List of tasks:
(1) From the forum thread about nook covers, quote the part that opens with the words containing "Received my Nook" and closes with "Bradley mini hipster.".
(2) Using the forum thread about nook covers, decide whether each statement agrees with it, answering yes or no and quoting the deciding words: (a) Meemo got the nook, the Kate Spade cover and the green back on eBay for about $167 plus shipping; (b) the Industriell cover is black; (c) Kindled Spirit reads with a cover on.

Text provided:
####
I had mentioned the Industriell cover earlier -- it actually is slate gray, not black. It is very muted and dark so you may still get bored with it, but I wanted to clarify that the color isn't black, at least not to my eyes. And I'm still loving it!


----------



## Meemo

I got my nook on eBay and it came with my favorite B&N cover, the bright pink Kate Spade leather one (that I would NEVER buy at the ridiculous price they want for it, but I basically got it free). It also came with the green back. Cute combo. I wasn't sure about that U-shaped thing either, but what I've found is that it makes swiping for page turns a bit easier for me if I start with my thumb on that ledge. 








I added the decalgirl Haiku skin and am happy with the combo (despite the slight Halloweeny effect ):


----------



## PG4003 (Patricia)

Oh, I LOVE that pink Kate Spade cover.  But wow, when I looked at that at B&N seems like it was $125??  And I thought the Oberons were expensive, and the Noreves.


----------



## Meemo

PG4003 (Patricia) said:


> Oh, I LOVE that pink Kate Spade cover. But wow, when I looked at that at B&N seems like it was $125?? And I thought the Oberons were expensive, and the Noreves.


It is $125 - WAY overpriced! (You're paying for "Kate Spade" being on the back.) And it's not one of the ones that's been on sale recently! I ended up getting the nook, Kate Spade cover AND the green back for about $167 on eBay (plus $15 shipping) - it was a deal!


----------



## Kindled Spirit

Beautiful combo Meemo  I just got my nook wi-fi Monday, so far I love it! I bought the back for it yesterday in the Grapefruit color. I had planned on getting the purple hummingbirds Oberon but now I'm going to wait for my reply to an email I sent them. I asked if the new K3 sleeve they are making will fit the nook. If so I'm going to wait on that. I don't read with a cover on so I prefer a sleeve.


----------



## PG4003 (Patricia)

Kindled Spirit said:


> Beautiful combo Meemo  I just got my nook wi-fi Monday, so far I love it! I bought the back for it yesterday in the Grapefruit color. I had planned on getting the purple hummingbirds Oberon but now I'm going to wait for my reply to an email I sent them. I asked if the new K3 sleeve they are making will fit the nook. If so I'm going to wait on that. I don't read with a cover on so I prefer a sleeve.


I'd be interested in hearing their response to that question. I wonder how much the sleeves are going to cost?


----------



## Tabatha

Received my Nook from eBay today, and it came with the Pink Hutton envelope case. It appeared like new, and ended up being a 3G+wifi version. Super buy for $114.50 shipped. May go to BnN tomorrow to check out the Industrial front only cover as I can't stand a lot of bulk, and it uses the clip style. Should then slip easily into a Vera Bradley mini hipster.


----------



## PG4003 (Patricia)
####
Listed records:
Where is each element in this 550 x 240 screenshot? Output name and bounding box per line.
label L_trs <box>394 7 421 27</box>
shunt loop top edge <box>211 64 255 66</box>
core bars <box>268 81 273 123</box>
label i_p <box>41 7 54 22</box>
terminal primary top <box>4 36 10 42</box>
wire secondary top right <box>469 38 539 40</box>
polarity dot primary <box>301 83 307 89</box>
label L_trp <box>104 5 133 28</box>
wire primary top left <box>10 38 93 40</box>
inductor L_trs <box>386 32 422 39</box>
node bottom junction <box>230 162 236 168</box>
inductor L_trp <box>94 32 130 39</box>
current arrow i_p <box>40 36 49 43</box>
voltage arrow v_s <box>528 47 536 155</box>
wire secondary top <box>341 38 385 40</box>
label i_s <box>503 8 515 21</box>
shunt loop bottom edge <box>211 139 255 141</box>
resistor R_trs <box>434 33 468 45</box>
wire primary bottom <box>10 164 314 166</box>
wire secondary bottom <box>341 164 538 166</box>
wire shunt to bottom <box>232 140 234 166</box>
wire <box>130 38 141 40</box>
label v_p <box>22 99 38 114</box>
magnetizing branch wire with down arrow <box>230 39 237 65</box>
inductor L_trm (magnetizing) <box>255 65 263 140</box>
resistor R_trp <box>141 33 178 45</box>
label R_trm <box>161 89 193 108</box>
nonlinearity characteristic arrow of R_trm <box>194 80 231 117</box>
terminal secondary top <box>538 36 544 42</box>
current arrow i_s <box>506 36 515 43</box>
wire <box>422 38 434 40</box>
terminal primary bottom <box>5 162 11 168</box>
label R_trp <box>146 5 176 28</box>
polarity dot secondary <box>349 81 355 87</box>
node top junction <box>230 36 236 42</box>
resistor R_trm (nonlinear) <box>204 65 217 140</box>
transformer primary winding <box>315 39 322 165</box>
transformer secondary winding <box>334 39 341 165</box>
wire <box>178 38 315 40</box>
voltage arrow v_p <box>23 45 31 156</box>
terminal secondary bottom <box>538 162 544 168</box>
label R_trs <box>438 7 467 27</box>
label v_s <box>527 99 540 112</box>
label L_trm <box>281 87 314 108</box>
####
The answers:
(1)
Received my Nook from eBay today, and it came with the Pink Hutton envelope case. It appeared like new, and ended up being a 3G+wifi version. Super buy for $114.50 shipped. May go to BnN tomorrow to check out the Industrial front only cover as I can't stand a lot of bulk, and it uses the clip style. Should then slip easily into a Vera Bradley mini hipster.

(2)
(a) Yes: "I ended up getting the nook, Kate Spade cover AND the green back for about $167 on eBay (plus $15 shipping)"
(b) No: "it actually is slate gray, not black"
(c) No: "I don't read with a cover on so I prefer a sleeve."